:: GIVEN DATA ::
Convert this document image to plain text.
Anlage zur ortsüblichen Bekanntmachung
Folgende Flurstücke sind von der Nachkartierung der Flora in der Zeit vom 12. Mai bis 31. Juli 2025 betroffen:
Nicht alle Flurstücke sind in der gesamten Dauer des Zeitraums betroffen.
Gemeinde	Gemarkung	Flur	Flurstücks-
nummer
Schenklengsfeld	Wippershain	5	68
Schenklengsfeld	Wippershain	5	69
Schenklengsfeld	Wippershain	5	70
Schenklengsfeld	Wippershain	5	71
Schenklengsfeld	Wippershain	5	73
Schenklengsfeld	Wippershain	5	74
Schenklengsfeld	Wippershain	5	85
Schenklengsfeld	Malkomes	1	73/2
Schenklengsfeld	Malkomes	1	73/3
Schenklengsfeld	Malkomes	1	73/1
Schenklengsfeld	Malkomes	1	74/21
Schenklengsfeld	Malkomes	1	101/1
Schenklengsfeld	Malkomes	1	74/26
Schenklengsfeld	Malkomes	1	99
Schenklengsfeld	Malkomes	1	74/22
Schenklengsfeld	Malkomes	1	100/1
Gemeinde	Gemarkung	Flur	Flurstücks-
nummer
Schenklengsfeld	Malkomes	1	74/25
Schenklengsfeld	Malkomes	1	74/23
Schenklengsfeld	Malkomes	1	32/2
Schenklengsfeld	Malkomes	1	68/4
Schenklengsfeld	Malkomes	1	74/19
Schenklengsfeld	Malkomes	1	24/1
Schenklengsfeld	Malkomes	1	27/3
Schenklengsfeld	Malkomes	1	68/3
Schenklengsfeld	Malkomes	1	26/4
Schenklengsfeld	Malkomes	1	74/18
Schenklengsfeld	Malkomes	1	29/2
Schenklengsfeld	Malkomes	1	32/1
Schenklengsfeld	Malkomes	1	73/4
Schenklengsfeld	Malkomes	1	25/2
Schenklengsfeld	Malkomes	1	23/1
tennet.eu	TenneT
:::
## WHAT IS EXPECTED
Retype the listing exactly, in full.

## RESPONSE FOR THIS EXERCISE
Convert this document image to plain text.
Anlage zur ortsüblichen Bekanntmachung
Folgende Flurstücke sind von der Nachkartierung der Flora in der Zeit vom 12. Mai bis 31. Juli 2025 betroffen:
Nicht alle Flurstücke sind in der gesamten Dauer des Zeitraums betroffen.
Gemeinde	Gemarkung	Flur	Flurstücks-
nummer
Schenklengsfeld	Wippershain	5	68
Schenklengsfeld	Wippershain	5	69
Schenklengsfeld	Wippershain	5	70
Schenklengsfeld	Wippershain	5	71
Schenklengsfeld	Wippershain	5	73
Schenklengsfeld	Wippershain	5	74
Schenklengsfeld	Wippershain	5	85
Schenklengsfeld	Malkomes	1	73/2
Schenklengsfeld	Malkomes	1	73/3
Schenklengsfeld	Malkomes	1	73/1
Schenklengsfeld	Malkomes	1	74/21
Schenklengsfeld	Malkomes	1	101/1
Schenklengsfeld	Malkomes	1	74/26
Schenklengsfeld	Malkomes	1	99
Schenklengsfeld	Malkomes	1	74/22
Schenklengsfeld	Malkomes	1	100/1
Gemeinde	Gemarkung	Flur	Flurstücks-
nummer
Schenklengsfeld	Malkomes	1	74/25
Schenklengsfeld	Malkomes	1	74/23
Schenklengsfeld	Malkomes	1	32/2
Schenklengsfeld	Malkomes	1	68/4
Schenklengsfeld	Malkomes	1	74/19
Schenklengsfeld	Malkomes	1	24/1
Schenklengsfeld	Malkomes	1	27/3
Schenklengsfeld	Malkomes	1	68/3
Schenklengsfeld	Malkomes	1	26/4
Schenklengsfeld	Malkomes	1	74/18
Schenklengsfeld	Malkomes	1	29/2
Schenklengsfeld	Malkomes	1	32/1
Schenklengsfeld	Malkomes	1	73/4
Schenklengsfeld	Malkomes	1	25/2
Schenklengsfeld	Malkomes	1	23/1
tennet.eu	TenneT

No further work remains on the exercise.